Pick out every line holding the string "CSCE" and copy it.

[Stored records]
— Start —

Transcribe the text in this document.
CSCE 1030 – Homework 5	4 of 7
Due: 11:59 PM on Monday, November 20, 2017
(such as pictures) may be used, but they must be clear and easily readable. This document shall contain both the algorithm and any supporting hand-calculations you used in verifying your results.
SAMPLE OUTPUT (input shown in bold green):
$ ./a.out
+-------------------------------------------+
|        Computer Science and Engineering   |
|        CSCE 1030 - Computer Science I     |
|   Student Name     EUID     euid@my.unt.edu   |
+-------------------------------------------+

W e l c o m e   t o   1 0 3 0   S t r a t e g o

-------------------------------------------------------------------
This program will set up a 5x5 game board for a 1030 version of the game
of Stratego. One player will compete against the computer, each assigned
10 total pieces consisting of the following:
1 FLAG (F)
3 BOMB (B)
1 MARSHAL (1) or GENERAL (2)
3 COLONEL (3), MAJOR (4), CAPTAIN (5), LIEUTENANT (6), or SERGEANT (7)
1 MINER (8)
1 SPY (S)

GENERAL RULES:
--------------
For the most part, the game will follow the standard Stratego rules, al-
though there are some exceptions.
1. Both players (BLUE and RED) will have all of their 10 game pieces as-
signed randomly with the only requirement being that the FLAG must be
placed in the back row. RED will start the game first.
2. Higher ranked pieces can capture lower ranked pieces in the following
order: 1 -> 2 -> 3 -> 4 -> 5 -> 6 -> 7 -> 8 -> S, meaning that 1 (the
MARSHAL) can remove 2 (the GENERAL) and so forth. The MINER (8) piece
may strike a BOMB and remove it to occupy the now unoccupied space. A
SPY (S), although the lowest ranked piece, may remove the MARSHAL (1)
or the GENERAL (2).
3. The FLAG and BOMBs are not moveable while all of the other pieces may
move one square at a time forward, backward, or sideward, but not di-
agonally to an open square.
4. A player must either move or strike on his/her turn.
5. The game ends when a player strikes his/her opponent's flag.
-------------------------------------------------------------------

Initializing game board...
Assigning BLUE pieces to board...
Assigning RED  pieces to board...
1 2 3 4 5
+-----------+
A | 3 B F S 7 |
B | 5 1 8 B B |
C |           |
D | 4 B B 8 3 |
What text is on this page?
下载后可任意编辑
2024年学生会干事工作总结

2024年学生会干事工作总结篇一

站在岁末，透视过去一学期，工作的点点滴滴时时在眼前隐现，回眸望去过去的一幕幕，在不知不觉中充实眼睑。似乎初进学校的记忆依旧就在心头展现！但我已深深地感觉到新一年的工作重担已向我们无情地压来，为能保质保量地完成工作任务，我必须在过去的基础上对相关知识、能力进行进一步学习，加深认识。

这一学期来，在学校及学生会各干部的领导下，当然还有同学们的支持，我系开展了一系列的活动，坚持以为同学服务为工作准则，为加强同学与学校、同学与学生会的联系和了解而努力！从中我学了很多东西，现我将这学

— End —

> **Output for this task**:
CSCE 1030 – Homework 5	4 of 7
|        CSCE 1030 - Computer Science I     |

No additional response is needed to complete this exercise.